**Stated problem**
Every record below should be printed exactly as given.

**Working data**
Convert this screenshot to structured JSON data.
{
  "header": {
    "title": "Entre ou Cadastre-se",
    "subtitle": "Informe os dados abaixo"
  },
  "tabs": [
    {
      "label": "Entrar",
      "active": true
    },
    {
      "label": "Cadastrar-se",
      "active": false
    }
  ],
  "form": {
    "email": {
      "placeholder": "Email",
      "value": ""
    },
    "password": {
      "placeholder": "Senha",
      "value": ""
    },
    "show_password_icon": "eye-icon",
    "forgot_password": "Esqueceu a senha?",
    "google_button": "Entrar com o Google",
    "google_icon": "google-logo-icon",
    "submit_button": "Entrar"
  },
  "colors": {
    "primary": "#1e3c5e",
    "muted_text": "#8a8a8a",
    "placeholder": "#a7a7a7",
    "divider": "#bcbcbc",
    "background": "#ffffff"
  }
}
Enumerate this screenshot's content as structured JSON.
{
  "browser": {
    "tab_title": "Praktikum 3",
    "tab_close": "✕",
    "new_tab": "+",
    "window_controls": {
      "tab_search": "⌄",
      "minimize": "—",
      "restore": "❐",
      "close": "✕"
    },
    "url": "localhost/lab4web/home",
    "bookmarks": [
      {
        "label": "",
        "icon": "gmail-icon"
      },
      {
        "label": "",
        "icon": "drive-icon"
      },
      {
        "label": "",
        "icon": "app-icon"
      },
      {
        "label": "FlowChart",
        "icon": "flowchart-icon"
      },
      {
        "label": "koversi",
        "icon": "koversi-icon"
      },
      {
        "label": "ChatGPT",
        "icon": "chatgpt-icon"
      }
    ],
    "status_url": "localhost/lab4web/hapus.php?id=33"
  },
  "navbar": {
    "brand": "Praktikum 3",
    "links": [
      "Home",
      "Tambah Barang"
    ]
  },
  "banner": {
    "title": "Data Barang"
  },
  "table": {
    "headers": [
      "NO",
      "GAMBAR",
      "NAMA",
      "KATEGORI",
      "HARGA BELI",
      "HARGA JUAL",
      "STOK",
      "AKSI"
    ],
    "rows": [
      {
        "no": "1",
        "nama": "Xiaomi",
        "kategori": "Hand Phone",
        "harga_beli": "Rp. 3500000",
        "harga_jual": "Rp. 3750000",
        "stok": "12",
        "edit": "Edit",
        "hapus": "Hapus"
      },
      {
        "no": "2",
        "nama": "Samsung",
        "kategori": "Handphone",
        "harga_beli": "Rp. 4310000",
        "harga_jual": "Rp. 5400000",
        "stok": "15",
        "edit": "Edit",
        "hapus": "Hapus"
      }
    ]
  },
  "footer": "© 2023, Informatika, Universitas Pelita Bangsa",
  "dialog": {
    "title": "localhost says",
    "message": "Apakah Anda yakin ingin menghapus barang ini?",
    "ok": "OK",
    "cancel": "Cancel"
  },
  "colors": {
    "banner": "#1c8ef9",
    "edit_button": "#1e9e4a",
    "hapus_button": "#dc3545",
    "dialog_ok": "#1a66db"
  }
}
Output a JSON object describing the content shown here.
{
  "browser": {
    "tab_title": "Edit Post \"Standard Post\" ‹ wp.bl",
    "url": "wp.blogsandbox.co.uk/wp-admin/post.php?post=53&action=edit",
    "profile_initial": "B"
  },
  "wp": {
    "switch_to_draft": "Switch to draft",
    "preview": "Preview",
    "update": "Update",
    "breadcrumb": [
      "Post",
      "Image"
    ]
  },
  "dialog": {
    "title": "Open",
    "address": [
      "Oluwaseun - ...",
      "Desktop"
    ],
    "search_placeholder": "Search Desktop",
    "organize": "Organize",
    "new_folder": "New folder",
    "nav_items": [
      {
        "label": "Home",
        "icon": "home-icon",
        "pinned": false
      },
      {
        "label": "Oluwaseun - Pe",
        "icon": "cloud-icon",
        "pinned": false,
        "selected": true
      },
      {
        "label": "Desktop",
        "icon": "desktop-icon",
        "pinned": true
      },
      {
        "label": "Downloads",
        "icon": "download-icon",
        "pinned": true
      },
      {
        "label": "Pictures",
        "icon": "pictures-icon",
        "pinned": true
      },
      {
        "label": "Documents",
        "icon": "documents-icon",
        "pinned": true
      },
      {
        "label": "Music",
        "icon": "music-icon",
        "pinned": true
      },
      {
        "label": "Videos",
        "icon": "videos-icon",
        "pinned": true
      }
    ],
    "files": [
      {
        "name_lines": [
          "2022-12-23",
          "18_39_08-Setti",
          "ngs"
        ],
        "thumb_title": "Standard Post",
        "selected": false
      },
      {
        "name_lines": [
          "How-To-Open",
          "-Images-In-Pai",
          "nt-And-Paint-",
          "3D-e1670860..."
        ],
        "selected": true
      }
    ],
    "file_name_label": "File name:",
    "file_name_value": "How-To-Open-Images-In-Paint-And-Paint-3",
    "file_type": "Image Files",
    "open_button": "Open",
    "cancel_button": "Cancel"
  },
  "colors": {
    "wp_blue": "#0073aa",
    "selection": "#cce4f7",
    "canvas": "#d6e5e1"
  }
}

**Solved problem**
Convert this screenshot to structured JSON data.
{
  "header": {
    "title": "Entre ou Cadastre-se",
    "subtitle": "Informe os dados abaixo"
  },
  "tabs": [
    {
      "label": "Entrar",
      "active": true
    },
    {
      "label": "Cadastrar-se",
      "active": false
    }
  ],
  "form": {
    "email": {
      "placeholder": "Email",
      "value": ""
    },
    "password": {
      "placeholder": "Senha",
      "value": ""
    },
    "show_password_icon": "eye-icon",
    "forgot_password": "Esqueceu a senha?",
    "google_button": "Entrar com o Google",
    "google_icon": "google-logo-icon",
    "submit_button": "Entrar"
  },
  "colors": {
    "primary": "#1e3c5e",
    "muted_text": "#8a8a8a",
    "placeholder": "#a7a7a7",
    "divider": "#bcbcbc",
    "background": "#ffffff"
  }
}
Enumerate this screenshot's content as structured JSON.
{
  "browser": {
    "tab_title": "Praktikum 3",
    "tab_close": "✕",
    "new_tab": "+",
    "window_controls": {
      "tab_search": "⌄",
      "minimize": "—",
      "restore": "❐",
      "close": "✕"
    },
    "url": "localhost/lab4web/home",
    "bookmarks": [
      {
        "label": "",
        "icon": "gmail-icon"
      },
      {
        "label": "",
        "icon": "drive-icon"
      },
      {
        "label": "",
        "icon": "app-icon"
      },
      {
        "label": "FlowChart",
        "icon": "flowchart-icon"
      },
      {
        "label": "koversi",
        "icon": "koversi-icon"
      },
      {
        "label": "ChatGPT",
        "icon": "chatgpt-icon"
      }
    ],
    "status_url": "localhost/lab4web/hapus.php?id=33"
  },
  "navbar": {
    "brand": "Praktikum 3",
    "links": [
      "Home",
      "Tambah Barang"
    ]
  },
  "banner": {
    "title": "Data Barang"
  },
  "table": {
    "headers": [
      "NO",
      "GAMBAR",
      "NAMA",
      "KATEGORI",
      "HARGA BELI",
      "HARGA JUAL",
      "STOK",
      "AKSI"
    ],
    "rows": [
      {
        "no": "1",
        "nama": "Xiaomi",
        "kategori": "Hand Phone",
        "harga_beli": "Rp. 3500000",
        "harga_jual": "Rp. 3750000",
        "stok": "12",
        "edit": "Edit",
        "hapus": "Hapus"
      },
      {
        "no": "2",
        "nama": "Samsung",
        "kategori": "Handphone",
        "harga_beli": "Rp. 4310000",
        "harga_jual": "Rp. 5400000",
        "stok": "15",
        "edit": "Edit",
        "hapus": "Hapus"
      }
    ]
  },
  "footer": "© 2023, Informatika, Universitas Pelita Bangsa",
  "dialog": {
    "title": "localhost says",
    "message": "Apakah Anda yakin ingin menghapus barang ini?",
    "ok": "OK",
    "cancel": "Cancel"
  },
  "colors": {
    "banner": "#1c8ef9",
    "edit_button": "#1e9e4a",
    "hapus_button": "#dc3545",
    "dialog_ok": "#1a66db"
  }
}
Output a JSON object describing the content shown here.
{
  "browser": {
    "tab_title": "Edit Post \"Standard Post\" ‹ wp.bl",
    "url": "wp.blogsandbox.co.uk/wp-admin/post.php?post=53&action=edit",
    "profile_initial": "B"
  },
  "wp": {
    "switch_to_draft": "Switch to draft",
    "preview": "Preview",
    "update": "Update",
    "breadcrumb": [
      "Post",
      "Image"
    ]
  },
  "dialog": {
    "title": "Open",
    "address": [
      "Oluwaseun - ...",
      "Desktop"
    ],
    "search_placeholder": "Search Desktop",
    "organize": "Organize",
    "new_folder": "New folder",
    "nav_items": [
      {
        "label": "Home",
        "icon": "home-icon",
        "pinned": false
      },
      {
        "label": "Oluwaseun - Pe",
        "icon": "cloud-icon",
        "pinned": false,
        "selected": true
      },
      {
        "label": "Desktop",
        "icon": "desktop-icon",
        "pinned": true
      },
      {
        "label": "Downloads",
        "icon": "download-icon",
        "pinned": true
      },
      {
        "label": "Pictures",
        "icon": "pictures-icon",
        "pinned": true
      },
      {
        "label": "Documents",
        "icon": "documents-icon",
        "pinned": true
      },
      {
        "label": "Music",
        "icon": "music-icon",
        "pinned": true
      },
      {
        "label": "Videos",
        "icon": "videos-icon",
        "pinned": true
      }
    ],
    "files": [
      {
        "name_lines": [
          "2022-12-23",
          "18_39_08-Setti",
          "ngs"
        ],
        "thumb_title": "Standard Post",
        "selected": false
      },
      {
        "name_lines": [
          "How-To-Open",
          "-Images-In-Pai",
          "nt-And-Paint-",
          "3D-e1670860..."
        ],
        "selected": true
      }
    ],
    "file_name_label": "File name:",
    "file_name_value": "How-To-Open-Images-In-Paint-And-Paint-3",
    "file_type": "Image Files",
    "open_button": "Open",
    "cancel_button": "Cancel"
  },
  "colors": {
    "wp_blue": "#0073aa",
    "selection": "#cce4f7",
    "canvas": "#d6e5e1"
  }
}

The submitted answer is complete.